• [PROBLEM TO SOLVE]:
Pick out each line containing the string "那么就说函数" and copy it.
====== MATERIAL PROVIDED
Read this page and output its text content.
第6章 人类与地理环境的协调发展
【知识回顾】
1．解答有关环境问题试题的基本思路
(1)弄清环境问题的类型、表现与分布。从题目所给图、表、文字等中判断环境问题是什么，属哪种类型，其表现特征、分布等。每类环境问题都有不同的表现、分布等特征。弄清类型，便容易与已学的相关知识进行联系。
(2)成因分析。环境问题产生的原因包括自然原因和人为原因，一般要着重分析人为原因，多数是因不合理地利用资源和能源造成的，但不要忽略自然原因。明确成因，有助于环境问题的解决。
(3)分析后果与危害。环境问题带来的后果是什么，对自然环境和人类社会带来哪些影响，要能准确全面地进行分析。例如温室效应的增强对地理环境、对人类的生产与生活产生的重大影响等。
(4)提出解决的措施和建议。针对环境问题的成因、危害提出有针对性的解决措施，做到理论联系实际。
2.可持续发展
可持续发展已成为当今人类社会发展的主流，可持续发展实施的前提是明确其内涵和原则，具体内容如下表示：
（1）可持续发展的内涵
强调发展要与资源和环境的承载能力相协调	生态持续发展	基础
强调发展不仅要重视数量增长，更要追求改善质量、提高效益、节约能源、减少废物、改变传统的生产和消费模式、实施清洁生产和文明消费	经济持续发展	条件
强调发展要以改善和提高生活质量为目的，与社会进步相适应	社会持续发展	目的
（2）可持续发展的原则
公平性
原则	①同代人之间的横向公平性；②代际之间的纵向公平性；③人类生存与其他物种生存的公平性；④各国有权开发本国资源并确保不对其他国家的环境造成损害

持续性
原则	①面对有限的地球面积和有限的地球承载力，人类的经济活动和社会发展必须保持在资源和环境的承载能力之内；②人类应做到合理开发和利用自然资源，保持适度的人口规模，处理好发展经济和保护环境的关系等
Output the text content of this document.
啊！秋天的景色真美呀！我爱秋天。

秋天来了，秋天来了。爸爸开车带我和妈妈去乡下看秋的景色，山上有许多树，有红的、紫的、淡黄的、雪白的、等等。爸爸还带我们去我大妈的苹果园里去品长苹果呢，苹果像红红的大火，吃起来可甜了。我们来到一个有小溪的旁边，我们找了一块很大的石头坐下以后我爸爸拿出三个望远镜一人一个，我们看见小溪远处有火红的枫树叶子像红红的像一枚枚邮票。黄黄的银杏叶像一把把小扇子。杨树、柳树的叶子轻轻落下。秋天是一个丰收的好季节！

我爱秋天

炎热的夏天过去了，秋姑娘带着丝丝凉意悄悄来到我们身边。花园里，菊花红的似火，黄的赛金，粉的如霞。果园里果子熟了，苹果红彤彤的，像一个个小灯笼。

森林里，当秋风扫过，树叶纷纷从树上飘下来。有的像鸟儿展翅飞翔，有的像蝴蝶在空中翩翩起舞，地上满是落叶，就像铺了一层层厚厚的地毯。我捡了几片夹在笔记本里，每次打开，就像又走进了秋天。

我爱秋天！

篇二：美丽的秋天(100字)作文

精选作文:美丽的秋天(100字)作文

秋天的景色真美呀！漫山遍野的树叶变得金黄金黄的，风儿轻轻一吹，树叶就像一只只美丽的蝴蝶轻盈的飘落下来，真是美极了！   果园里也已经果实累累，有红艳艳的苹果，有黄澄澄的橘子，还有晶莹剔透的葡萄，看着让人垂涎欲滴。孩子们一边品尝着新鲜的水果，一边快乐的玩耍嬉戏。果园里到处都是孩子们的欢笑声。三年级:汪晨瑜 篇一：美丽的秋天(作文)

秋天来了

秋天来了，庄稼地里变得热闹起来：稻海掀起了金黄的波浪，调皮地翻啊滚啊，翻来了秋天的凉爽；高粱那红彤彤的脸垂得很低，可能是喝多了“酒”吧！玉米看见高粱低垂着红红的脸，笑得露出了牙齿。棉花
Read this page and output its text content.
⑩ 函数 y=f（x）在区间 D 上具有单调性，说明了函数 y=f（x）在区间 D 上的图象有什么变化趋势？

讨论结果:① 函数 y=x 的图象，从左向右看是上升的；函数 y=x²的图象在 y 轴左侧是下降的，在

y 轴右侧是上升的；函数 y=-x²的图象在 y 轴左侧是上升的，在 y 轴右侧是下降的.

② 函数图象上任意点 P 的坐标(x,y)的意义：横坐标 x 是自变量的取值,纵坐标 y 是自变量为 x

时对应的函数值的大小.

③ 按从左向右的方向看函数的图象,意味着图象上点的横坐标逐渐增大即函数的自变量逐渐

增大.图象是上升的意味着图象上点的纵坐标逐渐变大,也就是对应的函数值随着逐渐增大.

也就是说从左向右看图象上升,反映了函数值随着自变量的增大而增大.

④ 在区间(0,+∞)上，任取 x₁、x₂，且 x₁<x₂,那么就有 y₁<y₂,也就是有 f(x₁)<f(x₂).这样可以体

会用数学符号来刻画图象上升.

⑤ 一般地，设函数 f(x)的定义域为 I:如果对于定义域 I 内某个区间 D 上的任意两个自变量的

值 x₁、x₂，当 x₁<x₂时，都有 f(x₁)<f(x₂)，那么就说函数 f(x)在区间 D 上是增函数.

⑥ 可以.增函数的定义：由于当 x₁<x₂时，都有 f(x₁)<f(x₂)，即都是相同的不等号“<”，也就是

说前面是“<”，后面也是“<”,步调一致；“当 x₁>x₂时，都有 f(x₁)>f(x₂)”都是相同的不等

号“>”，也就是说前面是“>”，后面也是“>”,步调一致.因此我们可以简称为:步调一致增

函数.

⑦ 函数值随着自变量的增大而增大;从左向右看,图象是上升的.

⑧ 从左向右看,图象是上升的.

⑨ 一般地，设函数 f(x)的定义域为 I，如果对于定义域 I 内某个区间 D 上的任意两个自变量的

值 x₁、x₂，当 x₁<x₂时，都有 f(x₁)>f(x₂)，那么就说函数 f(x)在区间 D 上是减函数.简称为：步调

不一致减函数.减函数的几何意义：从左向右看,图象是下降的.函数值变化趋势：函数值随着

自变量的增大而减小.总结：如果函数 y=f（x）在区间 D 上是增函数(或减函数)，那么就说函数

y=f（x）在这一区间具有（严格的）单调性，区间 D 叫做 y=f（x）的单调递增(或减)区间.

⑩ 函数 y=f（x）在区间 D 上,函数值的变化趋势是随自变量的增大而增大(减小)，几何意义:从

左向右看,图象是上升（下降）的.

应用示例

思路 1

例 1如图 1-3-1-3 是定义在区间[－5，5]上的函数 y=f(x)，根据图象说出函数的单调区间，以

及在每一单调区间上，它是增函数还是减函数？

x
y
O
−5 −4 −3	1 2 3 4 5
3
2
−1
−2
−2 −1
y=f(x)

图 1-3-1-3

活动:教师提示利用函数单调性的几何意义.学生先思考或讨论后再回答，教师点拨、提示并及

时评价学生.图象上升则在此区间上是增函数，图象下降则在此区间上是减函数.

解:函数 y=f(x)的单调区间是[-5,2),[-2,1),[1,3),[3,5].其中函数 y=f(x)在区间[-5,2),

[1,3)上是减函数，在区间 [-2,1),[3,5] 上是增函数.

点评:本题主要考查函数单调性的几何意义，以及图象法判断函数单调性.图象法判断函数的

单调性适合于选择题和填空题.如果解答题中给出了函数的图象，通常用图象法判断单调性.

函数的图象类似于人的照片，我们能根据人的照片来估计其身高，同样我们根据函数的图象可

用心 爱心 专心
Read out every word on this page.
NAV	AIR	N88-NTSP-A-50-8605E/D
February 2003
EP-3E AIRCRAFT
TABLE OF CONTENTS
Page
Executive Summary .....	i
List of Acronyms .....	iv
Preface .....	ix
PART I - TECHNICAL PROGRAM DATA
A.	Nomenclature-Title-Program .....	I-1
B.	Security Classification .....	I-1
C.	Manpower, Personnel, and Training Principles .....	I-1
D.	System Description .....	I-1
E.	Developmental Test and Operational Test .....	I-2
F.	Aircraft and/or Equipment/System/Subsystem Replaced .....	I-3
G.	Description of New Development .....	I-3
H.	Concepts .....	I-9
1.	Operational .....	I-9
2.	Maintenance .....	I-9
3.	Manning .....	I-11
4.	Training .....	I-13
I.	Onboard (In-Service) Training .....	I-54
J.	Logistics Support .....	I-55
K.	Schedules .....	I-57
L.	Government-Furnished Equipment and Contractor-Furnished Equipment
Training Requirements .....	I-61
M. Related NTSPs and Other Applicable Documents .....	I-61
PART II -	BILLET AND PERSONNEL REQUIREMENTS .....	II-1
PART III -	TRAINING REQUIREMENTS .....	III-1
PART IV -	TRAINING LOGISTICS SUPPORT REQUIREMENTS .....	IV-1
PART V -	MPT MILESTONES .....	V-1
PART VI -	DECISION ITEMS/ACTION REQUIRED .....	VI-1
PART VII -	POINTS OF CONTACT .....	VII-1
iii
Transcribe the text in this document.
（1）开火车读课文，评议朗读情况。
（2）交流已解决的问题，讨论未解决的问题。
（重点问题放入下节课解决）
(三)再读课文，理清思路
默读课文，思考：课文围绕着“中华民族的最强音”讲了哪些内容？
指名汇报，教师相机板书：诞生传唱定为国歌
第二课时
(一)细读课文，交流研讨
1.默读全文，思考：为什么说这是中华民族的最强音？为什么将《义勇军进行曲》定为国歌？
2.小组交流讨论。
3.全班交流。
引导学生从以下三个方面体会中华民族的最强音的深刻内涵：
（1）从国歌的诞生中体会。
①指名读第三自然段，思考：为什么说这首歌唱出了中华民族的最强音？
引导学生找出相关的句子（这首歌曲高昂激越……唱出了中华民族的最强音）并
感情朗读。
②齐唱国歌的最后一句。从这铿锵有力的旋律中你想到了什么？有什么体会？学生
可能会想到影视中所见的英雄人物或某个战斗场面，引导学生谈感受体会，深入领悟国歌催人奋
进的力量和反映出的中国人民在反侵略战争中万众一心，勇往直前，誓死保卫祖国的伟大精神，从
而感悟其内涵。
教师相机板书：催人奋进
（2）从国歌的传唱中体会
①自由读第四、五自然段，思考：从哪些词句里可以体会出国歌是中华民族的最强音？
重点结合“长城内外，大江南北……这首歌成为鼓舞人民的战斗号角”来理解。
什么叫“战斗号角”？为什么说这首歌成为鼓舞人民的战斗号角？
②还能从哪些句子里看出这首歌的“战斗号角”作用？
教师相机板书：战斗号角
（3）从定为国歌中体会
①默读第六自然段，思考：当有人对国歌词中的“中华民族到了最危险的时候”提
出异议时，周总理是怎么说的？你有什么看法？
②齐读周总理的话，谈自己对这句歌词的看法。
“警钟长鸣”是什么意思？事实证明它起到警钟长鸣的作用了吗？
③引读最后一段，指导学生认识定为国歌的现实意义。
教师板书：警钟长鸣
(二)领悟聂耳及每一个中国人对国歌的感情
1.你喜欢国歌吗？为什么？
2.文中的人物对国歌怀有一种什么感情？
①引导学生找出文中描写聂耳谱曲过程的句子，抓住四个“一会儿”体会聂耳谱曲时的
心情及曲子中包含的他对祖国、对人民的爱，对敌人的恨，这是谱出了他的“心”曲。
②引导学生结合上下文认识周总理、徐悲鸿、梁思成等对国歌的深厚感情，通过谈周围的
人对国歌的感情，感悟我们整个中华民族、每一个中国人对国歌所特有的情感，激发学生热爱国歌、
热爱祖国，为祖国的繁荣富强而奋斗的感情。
============
• [THE RESULT]:
值 x₁、x₂，当 x₁<x₂时，都有 f(x₁)<f(x₂)，那么就说函数 f(x)在区间 D 上是增函数.
值 x₁、x₂，当 x₁<x₂时，都有 f(x₁)>f(x₂)，那么就说函数 f(x)在区间 D 上是减函数.简称为：步调
自变量的增大而减小.总结：如果函数 y=f（x）在区间 D 上是增函数(或减函数)，那么就说函数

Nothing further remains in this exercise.